--- begin Data supplied ---
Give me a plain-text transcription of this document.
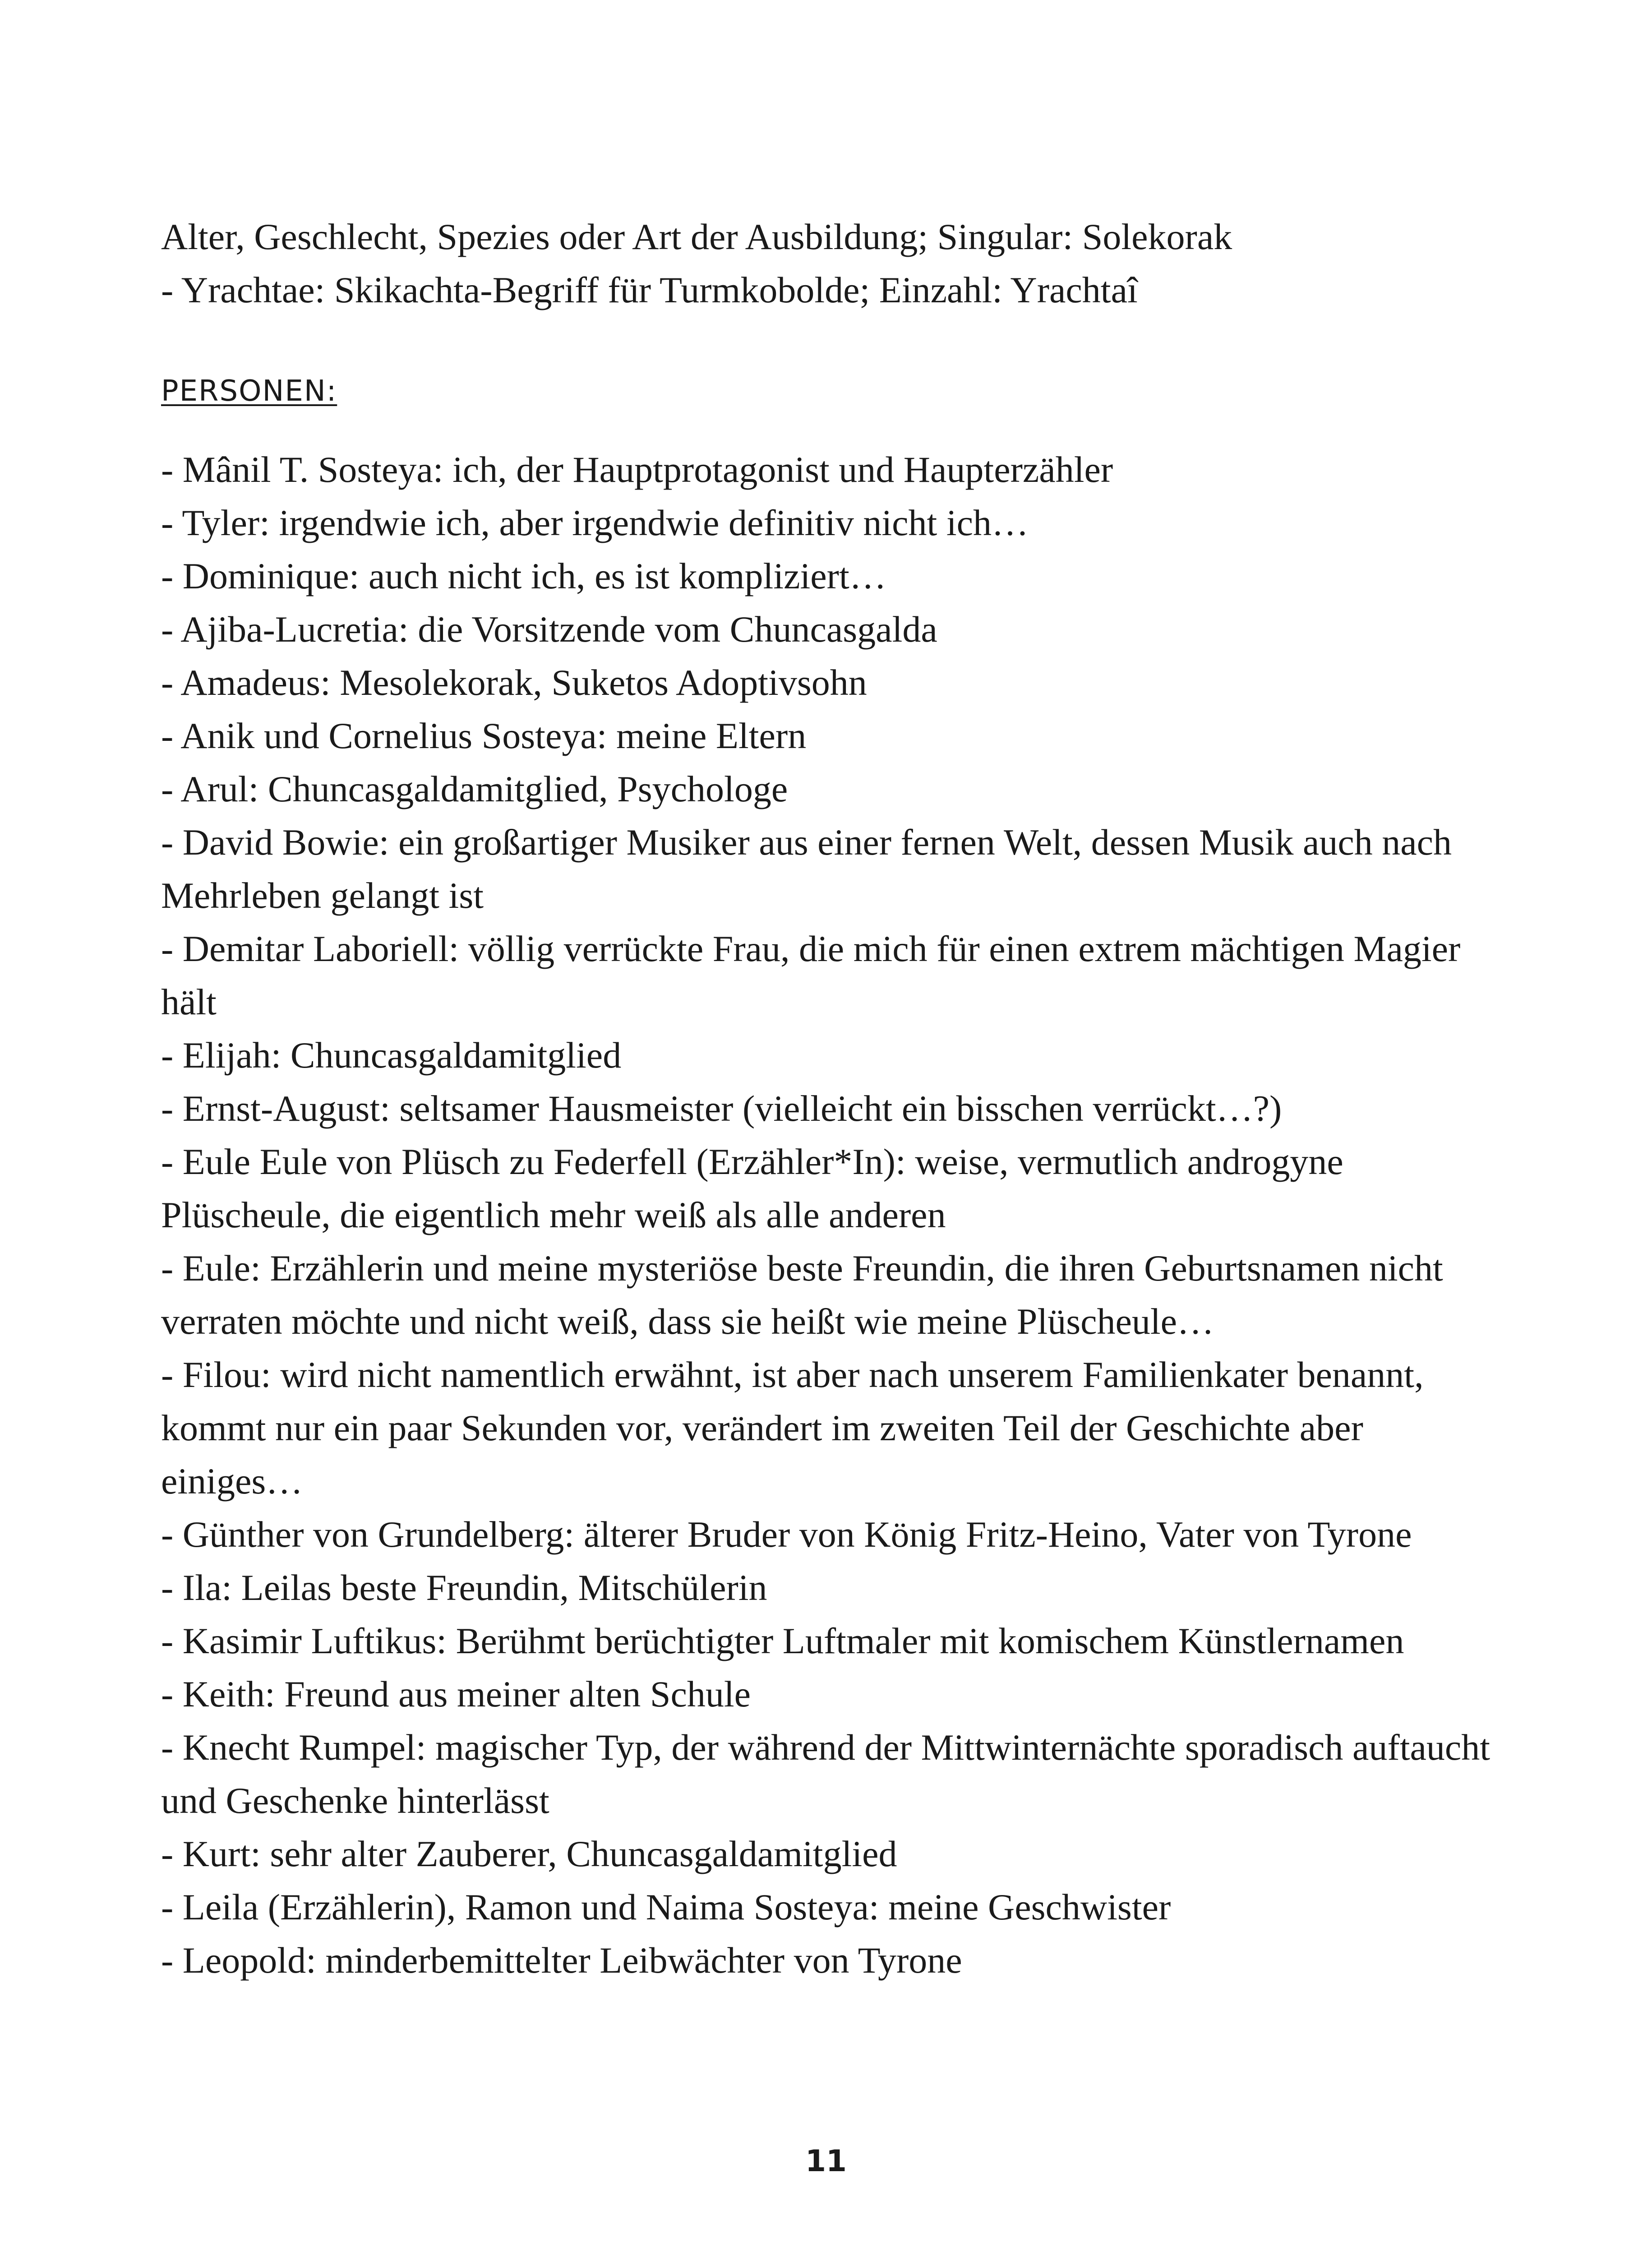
Alter, Geschlecht, Spezies oder Art der Ausbildung; Singular: Solekorak

- Yrachtae: Skikachta-Begriff für Turmkobolde; Einzahl: Yrachtaî

PERSONEN:
- Mânil T. Sosteya: ich, der Hauptprotagonist und Haupterzähler
- Tyler: irgendwie ich, aber irgendwie definitiv nicht ich…
- Dominique: auch nicht ich, es ist kompliziert…
- Ajiba-Lucretia: die Vorsitzende vom Chuncasgalda
- Amadeus: Mesolekorak, Suketos Adoptivsohn
- Anik und Cornelius Sosteya: meine Eltern
- Arul: Chuncasgaldamitglied, Psychologe
- David Bowie: ein großartiger Musiker aus einer fernen Welt, dessen Musik auch nach Mehrleben gelangt ist
- Demitar Laboriell: völlig verrückte Frau, die mich für einen extrem mächtigen Magier hält
- Elijah: Chuncasgaldamitglied
- Ernst-August: seltsamer Hausmeister (vielleicht ein bisschen verrückt…?)
- Eule Eule von Plüsch zu Federfell (Erzähler*In): weise, vermutlich androgyne Plüscheule, die eigentlich mehr weiß als alle anderen
- Eule: Erzählerin und meine mysteriöse beste Freundin, die ihren Geburtsnamen nicht verraten möchte und nicht weiß, dass sie heißt wie meine Plüscheule…
- Filou: wird nicht namentlich erwähnt, ist aber nach unserem Familienkater benannt, kommt nur ein paar Sekunden vor, verändert im zweiten Teil der Geschichte aber einiges…
- Günther von Grundelberg: älterer Bruder von König Fritz-Heino, Vater von Tyrone
- Ila: Leilas beste Freundin, Mitschülerin
- Kasimir Luftikus: Berühmt berüchtigter Luftmaler mit komischem Künstlernamen
- Keith: Freund aus meiner alten Schule
- Knecht Rumpel: magischer Typ, der während der Mittwinternächte sporadisch auftaucht und Geschenke hinterlässt
- Kurt: sehr alter Zauberer, Chuncasgaldamitglied
- Leila (Erzählerin), Ramon und Naima Sosteya: meine Geschwister
- Leopold: minderbemittelter Leibwächter von Tyrone
11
--- end Data supplied ---
- _Exercise aim_: Your task is to return the entries above exactly, with no pictures.

- _Response to the exercise_:
Give me a plain-text transcription of this document.
Alter, Geschlecht, Spezies oder Art der Ausbildung; Singular: Solekorak

- Yrachtae: Skikachta-Begriff für Turmkobolde; Einzahl: Yrachtaî

PERSONEN:
- Mânil T. Sosteya: ich, der Hauptprotagonist und Haupterzähler
- Tyler: irgendwie ich, aber irgendwie definitiv nicht ich…
- Dominique: auch nicht ich, es ist kompliziert…
- Ajiba-Lucretia: die Vorsitzende vom Chuncasgalda
- Amadeus: Mesolekorak, Suketos Adoptivsohn
- Anik und Cornelius Sosteya: meine Eltern
- Arul: Chuncasgaldamitglied, Psychologe
- David Bowie: ein großartiger Musiker aus einer fernen Welt, dessen Musik auch nach Mehrleben gelangt ist
- Demitar Laboriell: völlig verrückte Frau, die mich für einen extrem mächtigen Magier hält
- Elijah: Chuncasgaldamitglied
- Ernst-August: seltsamer Hausmeister (vielleicht ein bisschen verrückt…?)
- Eule Eule von Plüsch zu Federfell (Erzähler*In): weise, vermutlich androgyne Plüscheule, die eigentlich mehr weiß als alle anderen
- Eule: Erzählerin und meine mysteriöse beste Freundin, die ihren Geburtsnamen nicht verraten möchte und nicht weiß, dass sie heißt wie meine Plüscheule…
- Filou: wird nicht namentlich erwähnt, ist aber nach unserem Familienkater benannt, kommt nur ein paar Sekunden vor, verändert im zweiten Teil der Geschichte aber einiges…
- Günther von Grundelberg: älterer Bruder von König Fritz-Heino, Vater von Tyrone
- Ila: Leilas beste Freundin, Mitschülerin
- Kasimir Luftikus: Berühmt berüchtigter Luftmaler mit komischem Künstlernamen
- Keith: Freund aus meiner alten Schule
- Knecht Rumpel: magischer Typ, der während der Mittwinternächte sporadisch auftaucht und Geschenke hinterlässt
- Kurt: sehr alter Zauberer, Chuncasgaldamitglied
- Leila (Erzählerin), Ramon und Naima Sosteya: meine Geschwister
- Leopold: minderbemittelter Leibwächter von Tyrone
11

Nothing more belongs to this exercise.